--- Data for processing ---
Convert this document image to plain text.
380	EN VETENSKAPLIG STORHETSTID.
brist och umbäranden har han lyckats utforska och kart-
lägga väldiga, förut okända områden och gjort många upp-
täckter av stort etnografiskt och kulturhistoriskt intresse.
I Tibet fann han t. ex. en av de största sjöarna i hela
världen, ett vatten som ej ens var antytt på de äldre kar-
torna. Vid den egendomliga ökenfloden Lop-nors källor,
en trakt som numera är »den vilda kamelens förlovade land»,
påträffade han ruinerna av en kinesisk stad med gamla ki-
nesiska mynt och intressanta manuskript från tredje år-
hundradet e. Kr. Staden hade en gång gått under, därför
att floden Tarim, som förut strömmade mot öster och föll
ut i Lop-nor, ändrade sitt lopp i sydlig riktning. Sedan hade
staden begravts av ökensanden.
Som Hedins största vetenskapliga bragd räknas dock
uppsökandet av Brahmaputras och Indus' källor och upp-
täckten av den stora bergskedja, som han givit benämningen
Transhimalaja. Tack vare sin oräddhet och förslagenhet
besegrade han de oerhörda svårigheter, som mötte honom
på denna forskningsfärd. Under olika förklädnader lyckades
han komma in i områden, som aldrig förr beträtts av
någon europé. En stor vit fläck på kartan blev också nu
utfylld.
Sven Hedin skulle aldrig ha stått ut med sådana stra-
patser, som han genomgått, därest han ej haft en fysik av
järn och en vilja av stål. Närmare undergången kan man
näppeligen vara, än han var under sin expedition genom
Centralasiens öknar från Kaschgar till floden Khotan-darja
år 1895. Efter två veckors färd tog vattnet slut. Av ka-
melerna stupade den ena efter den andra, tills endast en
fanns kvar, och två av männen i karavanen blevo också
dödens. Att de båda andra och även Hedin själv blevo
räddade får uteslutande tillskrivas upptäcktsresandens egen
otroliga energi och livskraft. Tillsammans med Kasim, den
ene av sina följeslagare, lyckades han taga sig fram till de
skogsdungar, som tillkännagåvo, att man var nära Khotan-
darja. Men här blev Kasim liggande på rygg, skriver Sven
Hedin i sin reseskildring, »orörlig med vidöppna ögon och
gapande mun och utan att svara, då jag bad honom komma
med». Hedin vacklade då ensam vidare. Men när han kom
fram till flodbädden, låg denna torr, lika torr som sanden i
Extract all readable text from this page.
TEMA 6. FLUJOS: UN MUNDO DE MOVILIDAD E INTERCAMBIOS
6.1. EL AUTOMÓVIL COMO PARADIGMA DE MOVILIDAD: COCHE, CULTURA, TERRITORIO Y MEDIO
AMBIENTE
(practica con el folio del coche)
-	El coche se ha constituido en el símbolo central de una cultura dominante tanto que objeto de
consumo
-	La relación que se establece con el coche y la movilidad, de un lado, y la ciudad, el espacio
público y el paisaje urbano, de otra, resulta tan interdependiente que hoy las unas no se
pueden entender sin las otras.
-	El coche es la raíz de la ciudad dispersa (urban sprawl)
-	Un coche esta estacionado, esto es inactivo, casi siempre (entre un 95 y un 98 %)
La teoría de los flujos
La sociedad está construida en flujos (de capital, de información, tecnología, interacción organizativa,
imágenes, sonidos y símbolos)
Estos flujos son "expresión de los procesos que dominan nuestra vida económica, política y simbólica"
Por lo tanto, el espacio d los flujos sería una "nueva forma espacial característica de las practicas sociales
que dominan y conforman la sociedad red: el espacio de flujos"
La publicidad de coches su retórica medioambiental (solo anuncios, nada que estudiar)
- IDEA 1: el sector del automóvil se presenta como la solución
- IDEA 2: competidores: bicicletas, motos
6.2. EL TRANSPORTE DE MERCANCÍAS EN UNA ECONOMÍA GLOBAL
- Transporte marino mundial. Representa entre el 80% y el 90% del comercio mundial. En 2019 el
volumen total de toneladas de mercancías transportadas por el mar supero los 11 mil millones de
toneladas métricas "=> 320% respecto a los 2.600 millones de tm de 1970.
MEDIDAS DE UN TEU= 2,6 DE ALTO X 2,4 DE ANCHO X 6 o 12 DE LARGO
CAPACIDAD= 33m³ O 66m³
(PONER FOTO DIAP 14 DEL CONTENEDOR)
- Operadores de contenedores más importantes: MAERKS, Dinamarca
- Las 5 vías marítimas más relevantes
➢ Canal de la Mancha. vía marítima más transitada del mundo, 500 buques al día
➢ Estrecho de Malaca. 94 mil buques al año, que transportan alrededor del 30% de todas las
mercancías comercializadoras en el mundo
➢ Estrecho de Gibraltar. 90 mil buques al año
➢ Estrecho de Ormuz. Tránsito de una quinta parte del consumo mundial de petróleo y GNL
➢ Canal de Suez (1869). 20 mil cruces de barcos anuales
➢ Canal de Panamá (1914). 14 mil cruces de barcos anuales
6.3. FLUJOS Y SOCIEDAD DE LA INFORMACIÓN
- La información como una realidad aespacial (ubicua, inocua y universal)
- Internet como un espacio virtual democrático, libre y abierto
---
About this exercise →
Report each line of the data that includes the string "mundial".

Result of this exercise →
- Transporte marino mundial. Representa entre el 80% y el 90% del comercio mundial. En 2019 el
➢ Estrecho de Ormuz. Tránsito de una quinta parte del consumo mundial de petróleo y GNL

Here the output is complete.